Ketentuan Tugas:
Tulis ulang seluruh daftar di bawah ini kata demi kata, baris per baris, tanpa perubahan apa pun.

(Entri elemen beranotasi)
■ ■ ■ ■ ■ ■ ■

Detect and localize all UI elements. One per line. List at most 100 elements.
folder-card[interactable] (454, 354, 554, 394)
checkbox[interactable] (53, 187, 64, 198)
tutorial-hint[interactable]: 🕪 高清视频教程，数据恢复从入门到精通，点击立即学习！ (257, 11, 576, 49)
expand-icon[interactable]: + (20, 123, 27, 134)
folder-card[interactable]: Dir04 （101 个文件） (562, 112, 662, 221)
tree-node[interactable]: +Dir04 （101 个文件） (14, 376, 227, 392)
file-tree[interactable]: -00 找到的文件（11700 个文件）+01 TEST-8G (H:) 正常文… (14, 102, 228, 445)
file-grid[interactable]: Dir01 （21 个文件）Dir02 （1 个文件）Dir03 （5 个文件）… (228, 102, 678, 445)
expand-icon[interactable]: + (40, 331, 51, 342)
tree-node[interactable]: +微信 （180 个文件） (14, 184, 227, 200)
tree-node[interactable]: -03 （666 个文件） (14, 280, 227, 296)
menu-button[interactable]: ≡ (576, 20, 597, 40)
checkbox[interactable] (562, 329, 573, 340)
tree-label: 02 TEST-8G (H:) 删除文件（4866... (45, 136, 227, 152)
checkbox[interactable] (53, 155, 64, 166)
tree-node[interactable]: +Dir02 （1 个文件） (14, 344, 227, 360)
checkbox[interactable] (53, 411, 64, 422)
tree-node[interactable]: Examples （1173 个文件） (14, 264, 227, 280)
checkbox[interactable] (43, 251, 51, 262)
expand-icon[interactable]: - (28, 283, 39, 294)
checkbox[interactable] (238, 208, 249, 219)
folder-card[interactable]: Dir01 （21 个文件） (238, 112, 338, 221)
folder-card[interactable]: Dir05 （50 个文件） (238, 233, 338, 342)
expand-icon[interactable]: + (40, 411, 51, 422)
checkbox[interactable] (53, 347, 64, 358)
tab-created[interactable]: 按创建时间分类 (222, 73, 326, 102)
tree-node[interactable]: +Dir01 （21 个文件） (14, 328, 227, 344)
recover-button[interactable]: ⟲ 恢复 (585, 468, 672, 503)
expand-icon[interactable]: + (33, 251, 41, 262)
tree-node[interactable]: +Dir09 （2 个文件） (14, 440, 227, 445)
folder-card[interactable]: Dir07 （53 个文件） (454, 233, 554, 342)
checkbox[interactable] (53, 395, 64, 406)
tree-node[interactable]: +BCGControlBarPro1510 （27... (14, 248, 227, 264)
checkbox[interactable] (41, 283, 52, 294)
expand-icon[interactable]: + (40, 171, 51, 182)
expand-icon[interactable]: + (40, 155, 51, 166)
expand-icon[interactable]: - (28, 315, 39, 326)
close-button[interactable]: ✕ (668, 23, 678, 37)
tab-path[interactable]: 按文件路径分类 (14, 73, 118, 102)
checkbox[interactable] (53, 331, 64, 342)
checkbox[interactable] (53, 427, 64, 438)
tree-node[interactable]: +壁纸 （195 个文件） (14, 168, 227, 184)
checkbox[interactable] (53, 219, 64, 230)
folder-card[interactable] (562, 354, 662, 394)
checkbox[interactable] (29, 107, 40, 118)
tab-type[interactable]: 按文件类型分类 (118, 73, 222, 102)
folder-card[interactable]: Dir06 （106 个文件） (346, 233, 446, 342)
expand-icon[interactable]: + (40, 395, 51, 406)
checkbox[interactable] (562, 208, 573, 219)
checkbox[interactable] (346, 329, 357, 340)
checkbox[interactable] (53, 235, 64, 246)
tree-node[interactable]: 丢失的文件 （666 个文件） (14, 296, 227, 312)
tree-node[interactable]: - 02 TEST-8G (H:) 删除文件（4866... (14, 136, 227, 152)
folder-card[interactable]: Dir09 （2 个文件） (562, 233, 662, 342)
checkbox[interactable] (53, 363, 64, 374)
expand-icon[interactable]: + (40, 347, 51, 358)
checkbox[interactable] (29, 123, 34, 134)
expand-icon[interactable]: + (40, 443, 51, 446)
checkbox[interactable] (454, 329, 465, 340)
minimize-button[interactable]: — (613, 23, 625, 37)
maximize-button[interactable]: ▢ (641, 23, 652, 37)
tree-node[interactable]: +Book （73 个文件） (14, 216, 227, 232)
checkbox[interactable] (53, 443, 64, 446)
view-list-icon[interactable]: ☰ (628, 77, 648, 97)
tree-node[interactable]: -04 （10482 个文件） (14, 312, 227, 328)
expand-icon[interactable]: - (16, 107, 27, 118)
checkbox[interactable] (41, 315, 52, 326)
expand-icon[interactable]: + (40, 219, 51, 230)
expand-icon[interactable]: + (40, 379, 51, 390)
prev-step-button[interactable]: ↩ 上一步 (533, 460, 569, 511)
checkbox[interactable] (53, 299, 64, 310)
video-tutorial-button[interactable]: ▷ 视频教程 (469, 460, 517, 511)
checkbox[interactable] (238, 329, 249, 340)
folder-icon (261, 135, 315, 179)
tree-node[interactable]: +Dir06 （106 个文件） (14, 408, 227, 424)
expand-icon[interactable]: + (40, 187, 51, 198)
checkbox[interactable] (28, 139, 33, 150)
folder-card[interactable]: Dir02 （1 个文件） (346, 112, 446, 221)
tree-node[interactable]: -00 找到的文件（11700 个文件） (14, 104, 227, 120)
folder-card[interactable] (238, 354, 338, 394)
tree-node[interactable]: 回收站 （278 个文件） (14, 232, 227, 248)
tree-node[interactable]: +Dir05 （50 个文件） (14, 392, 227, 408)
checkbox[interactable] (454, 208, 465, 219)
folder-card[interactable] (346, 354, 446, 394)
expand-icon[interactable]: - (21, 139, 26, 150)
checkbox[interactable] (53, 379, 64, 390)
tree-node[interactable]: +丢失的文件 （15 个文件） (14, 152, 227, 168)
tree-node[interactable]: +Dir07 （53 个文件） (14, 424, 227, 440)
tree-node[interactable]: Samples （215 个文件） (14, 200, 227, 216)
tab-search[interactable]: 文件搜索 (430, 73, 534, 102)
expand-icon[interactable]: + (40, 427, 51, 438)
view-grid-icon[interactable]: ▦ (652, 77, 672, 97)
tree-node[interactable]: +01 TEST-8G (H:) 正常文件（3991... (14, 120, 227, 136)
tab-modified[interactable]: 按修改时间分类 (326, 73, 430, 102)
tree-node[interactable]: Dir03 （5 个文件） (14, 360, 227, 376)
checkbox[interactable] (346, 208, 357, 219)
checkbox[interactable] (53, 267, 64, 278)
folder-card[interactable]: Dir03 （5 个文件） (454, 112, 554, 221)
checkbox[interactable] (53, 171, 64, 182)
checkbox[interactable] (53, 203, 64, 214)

■ ■ ■ ■ ■ ■ ■

Hasil Latihan:
Detect and localize all UI elements. One per line. List at most 100 elements.
folder-card[interactable] (454, 354, 554, 394)
checkbox[interactable] (53, 187, 64, 198)
tutorial-hint[interactable]: 🕪 高清视频教程，数据恢复从入门到精通，点击立即学习！ (257, 11, 576, 49)
expand-icon[interactable]: + (20, 123, 27, 134)
folder-card[interactable]: Dir04 （101 个文件） (562, 112, 662, 221)
tree-node[interactable]: +Dir04 （101 个文件） (14, 376, 227, 392)
file-tree[interactable]: -00 找到的文件（11700 个文件）+01 TEST-8G (H:) 正常文… (14, 102, 228, 445)
file-grid[interactable]: Dir01 （21 个文件）Dir02 （1 个文件）Dir03 （5 个文件）… (228, 102, 678, 445)
expand-icon[interactable]: + (40, 331, 51, 342)
tree-node[interactable]: +微信 （180 个文件） (14, 184, 227, 200)
tree-node[interactable]: -03 （666 个文件） (14, 280, 227, 296)
menu-button[interactable]: ≡ (576, 20, 597, 40)
checkbox[interactable] (562, 329, 573, 340)
tree-label: 02 TEST-8G (H:) 删除文件（4866... (45, 136, 227, 152)
checkbox[interactable] (53, 155, 64, 166)
tree-node[interactable]: +Dir02 （1 个文件） (14, 344, 227, 360)
checkbox[interactable] (53, 411, 64, 422)
tree-node[interactable]: Examples （1173 个文件） (14, 264, 227, 280)
checkbox[interactable] (43, 251, 51, 262)
expand-icon[interactable]: - (28, 283, 39, 294)
checkbox[interactable] (238, 208, 249, 219)
folder-card[interactable]: Dir01 （21 个文件） (238, 112, 338, 221)
folder-card[interactable]: Dir05 （50 个文件） (238, 233, 338, 342)
expand-icon[interactable]: + (40, 411, 51, 422)
checkbox[interactable] (53, 347, 64, 358)
tab-created[interactable]: 按创建时间分类 (222, 73, 326, 102)
tree-node[interactable]: +Dir01 （21 个文件） (14, 328, 227, 344)
recover-button[interactable]: ⟲ 恢复 (585, 468, 672, 503)
expand-icon[interactable]: + (33, 251, 41, 262)
tree-node[interactable]: +Dir09 （2 个文件） (14, 440, 227, 445)
folder-card[interactable]: Dir07 （53 个文件） (454, 233, 554, 342)
checkbox[interactable] (53, 395, 64, 406)
tree-node[interactable]: +BCGControlBarPro1510 （27... (14, 248, 227, 264)
checkbox[interactable] (41, 283, 52, 294)
expand-icon[interactable]: + (40, 171, 51, 182)
expand-icon[interactable]: + (40, 155, 51, 166)
expand-icon[interactable]: - (28, 315, 39, 326)
close-button[interactable]: ✕ (668, 23, 678, 37)
tab-path[interactable]: 按文件路径分类 (14, 73, 118, 102)
checkbox[interactable] (53, 331, 64, 342)
checkbox[interactable] (53, 427, 64, 438)
tree-node[interactable]: +壁纸 （195 个文件） (14, 168, 227, 184)
checkbox[interactable] (53, 219, 64, 230)
folder-card[interactable] (562, 354, 662, 394)
checkbox[interactable] (29, 107, 40, 118)
tab-type[interactable]: 按文件类型分类 (118, 73, 222, 102)
folder-card[interactable]: Dir06 （106 个文件） (346, 233, 446, 342)
expand-icon[interactable]: + (40, 395, 51, 406)
checkbox[interactable] (562, 208, 573, 219)
checkbox[interactable] (346, 329, 357, 340)
checkbox[interactable] (53, 235, 64, 246)
tree-node[interactable]: 丢失的文件 （666 个文件） (14, 296, 227, 312)
tree-node[interactable]: - 02 TEST-8G (H:) 删除文件（4866... (14, 136, 227, 152)
folder-card[interactable]: Dir09 （2 个文件） (562, 233, 662, 342)
checkbox[interactable] (53, 363, 64, 374)
expand-icon[interactable]: + (40, 347, 51, 358)
checkbox[interactable] (29, 123, 34, 134)
expand-icon[interactable]: + (40, 443, 51, 446)
checkbox[interactable] (454, 329, 465, 340)
minimize-button[interactable]: — (613, 23, 625, 37)
maximize-button[interactable]: ▢ (641, 23, 652, 37)
tree-node[interactable]: +Book （73 个文件） (14, 216, 227, 232)
checkbox[interactable] (53, 443, 64, 446)
view-list-icon[interactable]: ☰ (628, 77, 648, 97)
tree-node[interactable]: -04 （10482 个文件） (14, 312, 227, 328)
expand-icon[interactable]: - (16, 107, 27, 118)
checkbox[interactable] (41, 315, 52, 326)
expand-icon[interactable]: + (40, 219, 51, 230)
expand-icon[interactable]: + (40, 379, 51, 390)
prev-step-button[interactable]: ↩ 上一步 (533, 460, 569, 511)
checkbox[interactable] (53, 299, 64, 310)
video-tutorial-button[interactable]: ▷ 视频教程 (469, 460, 517, 511)
checkbox[interactable] (238, 329, 249, 340)
folder-icon (261, 135, 315, 179)
tree-node[interactable]: +Dir06 （106 个文件） (14, 408, 227, 424)
expand-icon[interactable]: + (40, 187, 51, 198)
checkbox[interactable] (28, 139, 33, 150)
folder-card[interactable]: Dir02 （1 个文件） (346, 112, 446, 221)
tree-node[interactable]: -00 找到的文件（11700 个文件） (14, 104, 227, 120)
folder-card[interactable] (238, 354, 338, 394)
tree-node[interactable]: 回收站 （278 个文件） (14, 232, 227, 248)
tree-node[interactable]: +Dir05 （50 个文件） (14, 392, 227, 408)
checkbox[interactable] (454, 208, 465, 219)
folder-card[interactable] (346, 354, 446, 394)
expand-icon[interactable]: - (21, 139, 26, 150)
checkbox[interactable] (53, 379, 64, 390)
tree-node[interactable]: +丢失的文件 （15 个文件） (14, 152, 227, 168)
tree-node[interactable]: +Dir07 （53 个文件） (14, 424, 227, 440)
tree-node[interactable]: Samples （215 个文件） (14, 200, 227, 216)
tab-search[interactable]: 文件搜索 (430, 73, 534, 102)
expand-icon[interactable]: + (40, 427, 51, 438)
view-grid-icon[interactable]: ▦ (652, 77, 672, 97)
tree-node[interactable]: +01 TEST-8G (H:) 正常文件（3991... (14, 120, 227, 136)
tab-modified[interactable]: 按修改时间分类 (326, 73, 430, 102)
tree-node[interactable]: Dir03 （5 个文件） (14, 360, 227, 376)
checkbox[interactable] (346, 208, 357, 219)
checkbox[interactable] (53, 267, 64, 278)
folder-card[interactable]: Dir03 （5 个文件） (454, 112, 554, 221)
checkbox[interactable] (53, 171, 64, 182)
checkbox[interactable] (53, 203, 64, 214)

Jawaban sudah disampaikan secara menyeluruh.